Scan the data below. Pull out each line where "valueOf" occurs.

____________________

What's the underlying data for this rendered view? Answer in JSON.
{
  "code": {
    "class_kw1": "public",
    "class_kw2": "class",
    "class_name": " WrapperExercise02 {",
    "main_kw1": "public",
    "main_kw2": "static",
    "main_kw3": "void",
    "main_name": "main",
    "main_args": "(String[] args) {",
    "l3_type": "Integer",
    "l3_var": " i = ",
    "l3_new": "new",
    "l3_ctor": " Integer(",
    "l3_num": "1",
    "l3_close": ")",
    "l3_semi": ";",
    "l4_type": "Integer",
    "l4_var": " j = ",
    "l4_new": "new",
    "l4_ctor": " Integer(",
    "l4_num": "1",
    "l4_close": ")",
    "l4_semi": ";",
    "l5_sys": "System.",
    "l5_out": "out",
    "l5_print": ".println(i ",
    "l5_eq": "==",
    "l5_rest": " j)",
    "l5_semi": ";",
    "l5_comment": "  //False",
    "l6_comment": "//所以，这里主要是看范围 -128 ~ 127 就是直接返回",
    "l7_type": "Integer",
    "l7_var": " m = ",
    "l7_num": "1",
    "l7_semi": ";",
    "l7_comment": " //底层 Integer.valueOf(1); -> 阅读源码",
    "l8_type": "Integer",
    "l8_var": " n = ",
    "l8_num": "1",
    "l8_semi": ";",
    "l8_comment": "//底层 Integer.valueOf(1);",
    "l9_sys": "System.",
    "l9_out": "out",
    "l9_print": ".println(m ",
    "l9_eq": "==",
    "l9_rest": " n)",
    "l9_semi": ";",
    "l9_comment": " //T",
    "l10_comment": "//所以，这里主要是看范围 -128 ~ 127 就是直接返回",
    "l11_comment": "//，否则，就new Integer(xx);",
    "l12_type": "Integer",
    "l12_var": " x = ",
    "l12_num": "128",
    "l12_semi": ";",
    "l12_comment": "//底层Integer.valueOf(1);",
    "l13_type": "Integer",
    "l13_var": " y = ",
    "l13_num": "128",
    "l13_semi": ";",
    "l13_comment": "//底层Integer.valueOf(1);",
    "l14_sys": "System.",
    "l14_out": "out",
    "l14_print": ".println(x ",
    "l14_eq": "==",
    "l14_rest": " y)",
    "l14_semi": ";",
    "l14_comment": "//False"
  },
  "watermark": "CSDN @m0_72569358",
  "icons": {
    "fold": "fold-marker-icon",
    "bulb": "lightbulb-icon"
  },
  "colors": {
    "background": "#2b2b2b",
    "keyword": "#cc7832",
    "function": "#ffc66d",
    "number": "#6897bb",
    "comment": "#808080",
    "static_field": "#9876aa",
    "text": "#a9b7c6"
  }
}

____________________

### [Result of the task]
    "l7_comment": " //底层 Integer.valueOf(1); -> 阅读源码",
    "l8_comment": "//底层 Integer.valueOf(1);",
    "l12_comment": "//底层Integer.valueOf(1);",
    "l13_comment": "//底层Integer.valueOf(1);",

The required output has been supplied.